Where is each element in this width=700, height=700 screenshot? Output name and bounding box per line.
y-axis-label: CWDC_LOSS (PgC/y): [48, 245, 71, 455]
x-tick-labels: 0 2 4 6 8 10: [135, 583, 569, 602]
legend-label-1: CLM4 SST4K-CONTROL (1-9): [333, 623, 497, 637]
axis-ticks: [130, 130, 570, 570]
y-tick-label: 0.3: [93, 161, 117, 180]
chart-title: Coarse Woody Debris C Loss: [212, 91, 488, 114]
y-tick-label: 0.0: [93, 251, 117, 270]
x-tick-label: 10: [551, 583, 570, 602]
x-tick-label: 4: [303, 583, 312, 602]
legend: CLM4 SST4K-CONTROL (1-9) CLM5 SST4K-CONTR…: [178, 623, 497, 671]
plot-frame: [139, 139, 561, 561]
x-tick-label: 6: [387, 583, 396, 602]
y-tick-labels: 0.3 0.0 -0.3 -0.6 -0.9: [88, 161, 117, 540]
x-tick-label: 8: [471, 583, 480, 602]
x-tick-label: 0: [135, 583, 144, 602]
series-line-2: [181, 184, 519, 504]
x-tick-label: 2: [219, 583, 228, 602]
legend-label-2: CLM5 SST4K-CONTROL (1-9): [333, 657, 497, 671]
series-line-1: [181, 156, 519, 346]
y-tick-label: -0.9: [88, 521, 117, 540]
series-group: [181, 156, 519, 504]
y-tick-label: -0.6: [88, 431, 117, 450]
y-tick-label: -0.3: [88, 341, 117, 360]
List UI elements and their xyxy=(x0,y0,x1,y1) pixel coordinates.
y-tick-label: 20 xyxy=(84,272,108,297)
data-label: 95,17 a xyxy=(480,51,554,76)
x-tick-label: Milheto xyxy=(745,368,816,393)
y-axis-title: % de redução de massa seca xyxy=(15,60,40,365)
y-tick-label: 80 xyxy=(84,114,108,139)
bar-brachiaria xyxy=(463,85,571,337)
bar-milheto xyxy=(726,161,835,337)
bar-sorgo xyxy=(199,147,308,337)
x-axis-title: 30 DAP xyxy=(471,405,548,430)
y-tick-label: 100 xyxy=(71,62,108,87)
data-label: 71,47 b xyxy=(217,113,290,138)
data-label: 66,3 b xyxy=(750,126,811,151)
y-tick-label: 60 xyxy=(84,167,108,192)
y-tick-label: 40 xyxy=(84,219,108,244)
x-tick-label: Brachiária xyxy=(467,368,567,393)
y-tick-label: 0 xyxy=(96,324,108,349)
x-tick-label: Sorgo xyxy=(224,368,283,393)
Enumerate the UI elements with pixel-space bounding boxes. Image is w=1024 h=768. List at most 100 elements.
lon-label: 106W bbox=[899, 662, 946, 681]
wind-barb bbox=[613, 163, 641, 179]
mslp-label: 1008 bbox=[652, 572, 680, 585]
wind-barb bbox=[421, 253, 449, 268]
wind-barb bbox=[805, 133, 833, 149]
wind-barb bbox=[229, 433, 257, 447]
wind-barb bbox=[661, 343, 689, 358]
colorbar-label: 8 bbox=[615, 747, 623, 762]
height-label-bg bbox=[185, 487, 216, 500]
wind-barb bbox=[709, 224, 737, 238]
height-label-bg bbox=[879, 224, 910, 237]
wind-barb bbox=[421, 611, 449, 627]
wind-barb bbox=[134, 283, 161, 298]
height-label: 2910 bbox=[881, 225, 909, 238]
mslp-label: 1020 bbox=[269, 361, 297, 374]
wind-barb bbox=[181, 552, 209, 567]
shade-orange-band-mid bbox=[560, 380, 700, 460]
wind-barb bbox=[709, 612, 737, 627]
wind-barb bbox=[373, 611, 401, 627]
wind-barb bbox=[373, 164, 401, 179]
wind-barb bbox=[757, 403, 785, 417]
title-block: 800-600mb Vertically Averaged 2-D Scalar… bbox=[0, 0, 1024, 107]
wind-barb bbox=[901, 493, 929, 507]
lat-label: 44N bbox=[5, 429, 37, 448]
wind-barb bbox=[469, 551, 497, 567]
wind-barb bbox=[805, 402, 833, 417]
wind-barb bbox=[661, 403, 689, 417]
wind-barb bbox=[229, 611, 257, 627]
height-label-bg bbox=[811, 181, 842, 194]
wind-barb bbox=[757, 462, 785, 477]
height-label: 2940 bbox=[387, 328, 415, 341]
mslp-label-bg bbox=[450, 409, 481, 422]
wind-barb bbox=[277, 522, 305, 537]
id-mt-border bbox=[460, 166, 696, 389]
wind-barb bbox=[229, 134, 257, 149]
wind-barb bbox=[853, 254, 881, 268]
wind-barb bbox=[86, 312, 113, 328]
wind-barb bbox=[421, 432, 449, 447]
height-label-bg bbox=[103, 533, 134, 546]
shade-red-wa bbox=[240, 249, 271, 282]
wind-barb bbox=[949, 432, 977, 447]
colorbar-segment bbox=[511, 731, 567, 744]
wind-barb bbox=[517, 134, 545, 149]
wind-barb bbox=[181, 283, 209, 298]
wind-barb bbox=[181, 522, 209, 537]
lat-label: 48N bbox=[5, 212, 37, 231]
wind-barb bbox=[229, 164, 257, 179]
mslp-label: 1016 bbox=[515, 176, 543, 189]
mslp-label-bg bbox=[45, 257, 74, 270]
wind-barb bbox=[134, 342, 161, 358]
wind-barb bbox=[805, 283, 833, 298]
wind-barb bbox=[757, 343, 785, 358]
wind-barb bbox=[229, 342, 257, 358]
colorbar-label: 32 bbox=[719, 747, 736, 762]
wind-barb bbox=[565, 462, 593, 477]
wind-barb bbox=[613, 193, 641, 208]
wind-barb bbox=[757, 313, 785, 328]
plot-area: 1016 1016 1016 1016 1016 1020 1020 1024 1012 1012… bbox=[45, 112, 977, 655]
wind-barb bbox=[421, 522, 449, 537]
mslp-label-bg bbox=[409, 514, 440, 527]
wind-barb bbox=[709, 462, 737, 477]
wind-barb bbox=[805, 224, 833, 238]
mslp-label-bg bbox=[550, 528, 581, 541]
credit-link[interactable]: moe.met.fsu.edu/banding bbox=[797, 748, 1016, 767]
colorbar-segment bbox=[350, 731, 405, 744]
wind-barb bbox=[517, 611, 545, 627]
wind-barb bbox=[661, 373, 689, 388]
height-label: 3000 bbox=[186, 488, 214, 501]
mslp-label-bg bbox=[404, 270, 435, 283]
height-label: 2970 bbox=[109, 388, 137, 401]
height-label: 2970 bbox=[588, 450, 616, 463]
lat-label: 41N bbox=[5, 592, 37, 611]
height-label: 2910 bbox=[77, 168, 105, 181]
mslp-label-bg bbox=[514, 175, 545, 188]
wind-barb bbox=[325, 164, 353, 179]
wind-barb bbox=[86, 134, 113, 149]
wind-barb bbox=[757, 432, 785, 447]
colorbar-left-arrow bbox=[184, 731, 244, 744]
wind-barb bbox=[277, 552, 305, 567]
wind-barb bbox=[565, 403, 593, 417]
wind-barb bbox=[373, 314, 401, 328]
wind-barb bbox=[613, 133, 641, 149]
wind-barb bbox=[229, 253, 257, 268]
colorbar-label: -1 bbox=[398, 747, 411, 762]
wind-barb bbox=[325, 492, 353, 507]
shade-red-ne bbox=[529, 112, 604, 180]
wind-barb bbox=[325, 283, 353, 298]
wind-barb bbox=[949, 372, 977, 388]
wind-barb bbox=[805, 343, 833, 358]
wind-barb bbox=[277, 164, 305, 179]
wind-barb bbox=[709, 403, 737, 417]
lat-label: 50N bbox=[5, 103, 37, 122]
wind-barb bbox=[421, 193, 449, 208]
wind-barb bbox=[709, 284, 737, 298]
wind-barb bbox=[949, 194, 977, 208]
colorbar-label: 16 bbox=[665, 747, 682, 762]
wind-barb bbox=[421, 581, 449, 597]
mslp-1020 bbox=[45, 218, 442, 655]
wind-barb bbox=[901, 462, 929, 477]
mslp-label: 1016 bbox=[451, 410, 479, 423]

::::::::::

Exercise: Copy the lines word for word, from the first line of the records through the line containing "series-group: [181, 156, 519, 504]".

Written response:
Where is each element in this width=700, height=700 screenshot? Output name and bounding box per line.
y-axis-label: CWDC_LOSS (PgC/y): [48, 245, 71, 455]
x-tick-labels: 0 2 4 6 8 10: [135, 583, 569, 602]
legend-label-1: CLM4 SST4K-CONTROL (1-9): [333, 623, 497, 637]
axis-ticks: [130, 130, 570, 570]
y-tick-label: 0.3: [93, 161, 117, 180]
chart-title: Coarse Woody Debris C Loss: [212, 91, 488, 114]
y-tick-label: 0.0: [93, 251, 117, 270]
x-tick-label: 10: [551, 583, 570, 602]
x-tick-label: 4: [303, 583, 312, 602]
legend: CLM4 SST4K-CONTROL (1-9) CLM5 SST4K-CONTR…: [178, 623, 497, 671]
plot-frame: [139, 139, 561, 561]
x-tick-label: 6: [387, 583, 396, 602]
y-tick-labels: 0.3 0.0 -0.3 -0.6 -0.9: [88, 161, 117, 540]
x-tick-label: 8: [471, 583, 480, 602]
x-tick-label: 0: [135, 583, 144, 602]
series-line-2: [181, 184, 519, 504]
x-tick-label: 2: [219, 583, 228, 602]
legend-label-2: CLM5 SST4K-CONTROL (1-9): [333, 657, 497, 671]
series-line-1: [181, 156, 519, 346]
y-tick-label: -0.9: [88, 521, 117, 540]
series-group: [181, 156, 519, 504]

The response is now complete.